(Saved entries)
::::::::

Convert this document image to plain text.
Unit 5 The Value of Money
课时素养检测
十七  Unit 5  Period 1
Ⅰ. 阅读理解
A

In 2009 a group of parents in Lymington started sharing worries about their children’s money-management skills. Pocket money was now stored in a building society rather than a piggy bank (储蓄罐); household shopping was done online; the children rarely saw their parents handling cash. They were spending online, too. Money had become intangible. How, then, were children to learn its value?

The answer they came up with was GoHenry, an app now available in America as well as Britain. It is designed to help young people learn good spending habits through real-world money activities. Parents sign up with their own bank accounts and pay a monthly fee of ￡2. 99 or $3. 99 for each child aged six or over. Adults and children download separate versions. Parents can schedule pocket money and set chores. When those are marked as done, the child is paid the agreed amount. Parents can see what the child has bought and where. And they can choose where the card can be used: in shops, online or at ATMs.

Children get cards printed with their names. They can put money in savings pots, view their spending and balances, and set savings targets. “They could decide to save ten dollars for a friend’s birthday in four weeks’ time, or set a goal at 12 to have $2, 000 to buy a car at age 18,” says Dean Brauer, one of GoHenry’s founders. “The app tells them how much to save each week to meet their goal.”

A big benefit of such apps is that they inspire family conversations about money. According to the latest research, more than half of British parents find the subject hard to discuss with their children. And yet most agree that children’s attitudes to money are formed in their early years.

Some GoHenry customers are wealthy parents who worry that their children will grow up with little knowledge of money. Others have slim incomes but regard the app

::::::::

## AIM OF THE TASK
Recopy the entries above exactly, with every line included.

## TASK RESULT
Convert this document image to plain text.
Unit 5 The Value of Money
课时素养检测
十七  Unit 5  Period 1
Ⅰ. 阅读理解
A

In 2009 a group of parents in Lymington started sharing worries about their children’s money-management skills. Pocket money was now stored in a building society rather than a piggy bank (储蓄罐); household shopping was done online; the children rarely saw their parents handling cash. They were spending online, too. Money had become intangible. How, then, were children to learn its value?

The answer they came up with was GoHenry, an app now available in America as well as Britain. It is designed to help young people learn good spending habits through real-world money activities. Parents sign up with their own bank accounts and pay a monthly fee of ￡2. 99 or $3. 99 for each child aged six or over. Adults and children download separate versions. Parents can schedule pocket money and set chores. When those are marked as done, the child is paid the agreed amount. Parents can see what the child has bought and where. And they can choose where the card can be used: in shops, online or at ATMs.

Children get cards printed with their names. They can put money in savings pots, view their spending and balances, and set savings targets. “They could decide to save ten dollars for a friend’s birthday in four weeks’ time, or set a goal at 12 to have $2, 000 to buy a car at age 18,” says Dean Brauer, one of GoHenry’s founders. “The app tells them how much to save each week to meet their goal.”

A big benefit of such apps is that they inspire family conversations about money. According to the latest research, more than half of British parents find the subject hard to discuss with their children. And yet most agree that children’s attitudes to money are formed in their early years.

Some GoHenry customers are wealthy parents who worry that their children will grow up with little knowledge of money. Others have slim incomes but regard the app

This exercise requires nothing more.